----- Input for this task -----

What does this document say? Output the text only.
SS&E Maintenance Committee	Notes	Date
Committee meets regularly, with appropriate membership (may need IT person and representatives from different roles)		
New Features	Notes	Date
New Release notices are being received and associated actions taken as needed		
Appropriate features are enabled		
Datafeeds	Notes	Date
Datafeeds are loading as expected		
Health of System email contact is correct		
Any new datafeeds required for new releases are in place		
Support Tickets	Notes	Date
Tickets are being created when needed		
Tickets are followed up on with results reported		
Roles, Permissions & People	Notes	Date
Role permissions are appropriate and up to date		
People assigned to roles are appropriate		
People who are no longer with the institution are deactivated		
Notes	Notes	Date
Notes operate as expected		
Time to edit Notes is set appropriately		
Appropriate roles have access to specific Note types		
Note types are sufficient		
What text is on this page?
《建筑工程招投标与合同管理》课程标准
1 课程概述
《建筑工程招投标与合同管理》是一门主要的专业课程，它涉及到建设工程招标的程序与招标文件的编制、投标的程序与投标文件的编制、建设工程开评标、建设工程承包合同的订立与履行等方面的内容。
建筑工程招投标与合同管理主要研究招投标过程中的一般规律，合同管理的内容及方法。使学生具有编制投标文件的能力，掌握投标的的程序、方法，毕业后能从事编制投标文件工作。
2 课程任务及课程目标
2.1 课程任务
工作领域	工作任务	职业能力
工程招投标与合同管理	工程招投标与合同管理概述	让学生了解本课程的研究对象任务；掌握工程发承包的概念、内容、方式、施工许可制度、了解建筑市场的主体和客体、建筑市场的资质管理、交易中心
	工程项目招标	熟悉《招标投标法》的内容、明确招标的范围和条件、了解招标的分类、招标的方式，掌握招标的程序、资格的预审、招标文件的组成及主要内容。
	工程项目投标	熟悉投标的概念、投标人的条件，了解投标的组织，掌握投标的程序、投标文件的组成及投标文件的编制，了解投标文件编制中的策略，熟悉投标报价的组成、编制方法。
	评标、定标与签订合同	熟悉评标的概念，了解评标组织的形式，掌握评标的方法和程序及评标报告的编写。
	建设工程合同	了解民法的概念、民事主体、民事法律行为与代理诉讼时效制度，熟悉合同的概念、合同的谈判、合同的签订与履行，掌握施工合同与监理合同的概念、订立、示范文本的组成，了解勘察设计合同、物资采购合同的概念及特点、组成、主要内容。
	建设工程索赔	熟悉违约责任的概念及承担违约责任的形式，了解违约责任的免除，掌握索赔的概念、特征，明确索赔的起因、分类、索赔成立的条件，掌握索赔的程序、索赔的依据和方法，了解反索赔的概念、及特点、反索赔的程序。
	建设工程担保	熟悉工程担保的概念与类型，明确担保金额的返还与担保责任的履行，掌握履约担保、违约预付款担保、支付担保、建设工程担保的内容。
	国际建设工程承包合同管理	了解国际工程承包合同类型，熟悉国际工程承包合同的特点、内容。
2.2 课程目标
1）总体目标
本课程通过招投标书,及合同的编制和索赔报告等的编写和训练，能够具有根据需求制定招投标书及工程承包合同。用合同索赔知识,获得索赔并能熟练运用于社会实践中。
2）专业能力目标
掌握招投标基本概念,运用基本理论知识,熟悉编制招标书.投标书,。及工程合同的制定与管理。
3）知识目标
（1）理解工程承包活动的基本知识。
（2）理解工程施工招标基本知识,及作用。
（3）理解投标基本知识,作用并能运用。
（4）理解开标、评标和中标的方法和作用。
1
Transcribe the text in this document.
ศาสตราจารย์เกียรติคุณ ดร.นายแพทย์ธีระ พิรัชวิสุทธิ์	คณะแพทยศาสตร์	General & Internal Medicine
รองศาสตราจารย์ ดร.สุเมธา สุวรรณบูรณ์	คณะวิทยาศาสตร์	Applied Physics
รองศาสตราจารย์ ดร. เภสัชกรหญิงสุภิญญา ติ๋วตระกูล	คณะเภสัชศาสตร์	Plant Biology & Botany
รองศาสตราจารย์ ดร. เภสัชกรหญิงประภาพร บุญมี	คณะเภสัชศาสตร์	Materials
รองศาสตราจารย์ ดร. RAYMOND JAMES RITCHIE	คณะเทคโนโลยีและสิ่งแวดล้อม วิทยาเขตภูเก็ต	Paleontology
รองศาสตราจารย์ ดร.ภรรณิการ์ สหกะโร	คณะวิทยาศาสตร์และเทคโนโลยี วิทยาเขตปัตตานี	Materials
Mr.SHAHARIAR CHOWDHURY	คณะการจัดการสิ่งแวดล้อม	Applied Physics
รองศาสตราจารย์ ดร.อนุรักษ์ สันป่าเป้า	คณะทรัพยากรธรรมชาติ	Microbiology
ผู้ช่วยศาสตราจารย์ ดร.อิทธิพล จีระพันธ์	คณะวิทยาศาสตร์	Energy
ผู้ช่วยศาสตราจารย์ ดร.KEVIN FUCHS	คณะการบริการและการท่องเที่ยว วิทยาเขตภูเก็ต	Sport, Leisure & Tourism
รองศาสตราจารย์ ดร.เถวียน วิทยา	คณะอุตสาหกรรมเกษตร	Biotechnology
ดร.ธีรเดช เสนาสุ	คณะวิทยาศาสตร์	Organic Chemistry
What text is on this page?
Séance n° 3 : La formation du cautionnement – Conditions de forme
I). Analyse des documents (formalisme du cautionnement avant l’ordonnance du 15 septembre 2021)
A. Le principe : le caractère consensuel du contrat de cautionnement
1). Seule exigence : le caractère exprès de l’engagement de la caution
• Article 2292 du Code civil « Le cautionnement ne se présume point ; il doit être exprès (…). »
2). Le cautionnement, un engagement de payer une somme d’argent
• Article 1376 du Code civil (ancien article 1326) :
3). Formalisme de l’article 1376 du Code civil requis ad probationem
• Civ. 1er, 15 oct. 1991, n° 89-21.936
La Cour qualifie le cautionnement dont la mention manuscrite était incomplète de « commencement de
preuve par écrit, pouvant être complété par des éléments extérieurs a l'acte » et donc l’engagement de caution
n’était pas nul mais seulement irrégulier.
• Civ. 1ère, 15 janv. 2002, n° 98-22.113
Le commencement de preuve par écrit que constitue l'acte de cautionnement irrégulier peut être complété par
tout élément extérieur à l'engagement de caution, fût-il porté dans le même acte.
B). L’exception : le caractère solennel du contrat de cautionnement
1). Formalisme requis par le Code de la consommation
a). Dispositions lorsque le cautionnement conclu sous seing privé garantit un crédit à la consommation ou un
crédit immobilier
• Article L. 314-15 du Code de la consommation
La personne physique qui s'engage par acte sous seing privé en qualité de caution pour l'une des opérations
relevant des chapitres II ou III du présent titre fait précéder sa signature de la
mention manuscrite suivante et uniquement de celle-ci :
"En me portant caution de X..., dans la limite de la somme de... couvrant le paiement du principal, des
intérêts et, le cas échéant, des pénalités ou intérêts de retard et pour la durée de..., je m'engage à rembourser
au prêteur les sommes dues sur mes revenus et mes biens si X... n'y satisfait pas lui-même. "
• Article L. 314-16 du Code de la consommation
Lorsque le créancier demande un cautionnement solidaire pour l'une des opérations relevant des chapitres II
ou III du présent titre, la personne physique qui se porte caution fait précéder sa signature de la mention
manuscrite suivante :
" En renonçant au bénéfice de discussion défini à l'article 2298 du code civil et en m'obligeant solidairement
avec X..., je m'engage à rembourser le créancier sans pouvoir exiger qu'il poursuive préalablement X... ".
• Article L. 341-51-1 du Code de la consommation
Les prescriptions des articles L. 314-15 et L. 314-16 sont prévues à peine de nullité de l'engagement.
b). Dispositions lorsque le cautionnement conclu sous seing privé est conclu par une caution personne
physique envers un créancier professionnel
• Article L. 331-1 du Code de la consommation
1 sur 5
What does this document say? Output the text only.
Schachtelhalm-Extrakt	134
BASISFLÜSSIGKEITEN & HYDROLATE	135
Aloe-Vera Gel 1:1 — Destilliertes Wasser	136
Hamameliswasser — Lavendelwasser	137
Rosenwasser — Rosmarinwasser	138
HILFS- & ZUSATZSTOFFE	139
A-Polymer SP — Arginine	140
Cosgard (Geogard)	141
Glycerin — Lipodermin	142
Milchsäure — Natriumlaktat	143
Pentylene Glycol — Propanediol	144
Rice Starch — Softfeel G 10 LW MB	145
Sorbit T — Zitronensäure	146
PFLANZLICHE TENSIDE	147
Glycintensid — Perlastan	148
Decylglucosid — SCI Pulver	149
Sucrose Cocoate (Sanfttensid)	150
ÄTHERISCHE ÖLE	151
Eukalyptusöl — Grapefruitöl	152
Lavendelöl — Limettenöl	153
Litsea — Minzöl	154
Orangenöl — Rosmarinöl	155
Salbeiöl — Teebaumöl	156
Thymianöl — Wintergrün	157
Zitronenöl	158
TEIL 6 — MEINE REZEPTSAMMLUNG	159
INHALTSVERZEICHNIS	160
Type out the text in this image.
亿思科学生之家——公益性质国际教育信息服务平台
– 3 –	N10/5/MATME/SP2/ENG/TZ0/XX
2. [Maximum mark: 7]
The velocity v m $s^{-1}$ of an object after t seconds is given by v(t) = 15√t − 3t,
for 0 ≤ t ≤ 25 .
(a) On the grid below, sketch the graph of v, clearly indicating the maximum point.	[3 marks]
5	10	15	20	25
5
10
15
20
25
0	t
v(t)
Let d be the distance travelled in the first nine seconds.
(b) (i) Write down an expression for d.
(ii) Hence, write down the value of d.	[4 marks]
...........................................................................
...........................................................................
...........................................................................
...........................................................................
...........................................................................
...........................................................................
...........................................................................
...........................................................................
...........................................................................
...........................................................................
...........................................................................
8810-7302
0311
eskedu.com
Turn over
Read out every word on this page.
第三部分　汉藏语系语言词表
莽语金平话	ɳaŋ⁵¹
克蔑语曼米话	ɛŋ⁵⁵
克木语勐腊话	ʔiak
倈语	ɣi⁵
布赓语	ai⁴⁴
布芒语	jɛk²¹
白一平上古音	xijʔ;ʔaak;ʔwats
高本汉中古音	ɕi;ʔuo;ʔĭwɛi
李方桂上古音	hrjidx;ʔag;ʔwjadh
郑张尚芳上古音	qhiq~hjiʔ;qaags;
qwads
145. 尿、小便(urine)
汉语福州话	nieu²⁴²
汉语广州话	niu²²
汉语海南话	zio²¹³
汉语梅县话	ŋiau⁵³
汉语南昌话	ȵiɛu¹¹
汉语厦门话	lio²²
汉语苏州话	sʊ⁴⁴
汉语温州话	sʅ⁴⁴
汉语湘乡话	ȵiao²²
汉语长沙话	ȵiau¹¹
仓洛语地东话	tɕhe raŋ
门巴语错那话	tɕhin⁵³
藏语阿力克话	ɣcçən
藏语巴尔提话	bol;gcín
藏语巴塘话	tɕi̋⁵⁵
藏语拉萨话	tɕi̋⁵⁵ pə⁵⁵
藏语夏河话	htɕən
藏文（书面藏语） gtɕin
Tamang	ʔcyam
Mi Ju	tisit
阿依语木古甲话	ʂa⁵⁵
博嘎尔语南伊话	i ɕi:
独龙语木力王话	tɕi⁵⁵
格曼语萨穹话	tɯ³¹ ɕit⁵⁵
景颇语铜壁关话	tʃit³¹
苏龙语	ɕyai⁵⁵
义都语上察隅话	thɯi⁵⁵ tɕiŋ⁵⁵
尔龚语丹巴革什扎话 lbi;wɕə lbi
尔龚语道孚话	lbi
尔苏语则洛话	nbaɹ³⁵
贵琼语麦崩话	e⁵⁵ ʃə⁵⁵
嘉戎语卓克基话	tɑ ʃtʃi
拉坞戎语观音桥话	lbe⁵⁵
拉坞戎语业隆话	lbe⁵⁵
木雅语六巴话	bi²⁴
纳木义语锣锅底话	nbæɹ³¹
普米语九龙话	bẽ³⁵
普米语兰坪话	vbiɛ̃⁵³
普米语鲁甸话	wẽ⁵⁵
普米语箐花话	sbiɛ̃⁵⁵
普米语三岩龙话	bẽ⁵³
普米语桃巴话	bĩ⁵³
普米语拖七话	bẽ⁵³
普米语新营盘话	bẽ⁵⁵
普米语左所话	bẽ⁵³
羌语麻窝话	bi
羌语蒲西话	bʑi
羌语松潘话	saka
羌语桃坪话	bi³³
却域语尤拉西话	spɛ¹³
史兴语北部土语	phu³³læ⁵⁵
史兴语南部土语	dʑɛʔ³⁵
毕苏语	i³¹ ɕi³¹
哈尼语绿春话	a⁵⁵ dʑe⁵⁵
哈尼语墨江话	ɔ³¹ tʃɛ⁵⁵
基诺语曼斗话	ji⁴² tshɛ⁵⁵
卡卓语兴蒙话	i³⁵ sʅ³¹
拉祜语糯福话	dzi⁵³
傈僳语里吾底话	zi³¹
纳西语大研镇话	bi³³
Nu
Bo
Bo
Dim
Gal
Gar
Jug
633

-----

Exercise:
Return each line among the entries that holds the word "Committee".

Response to the task:
SS&E Maintenance Committee	Notes	Date
Committee meets regularly, with appropriate membership (may need IT person and representatives from different roles)		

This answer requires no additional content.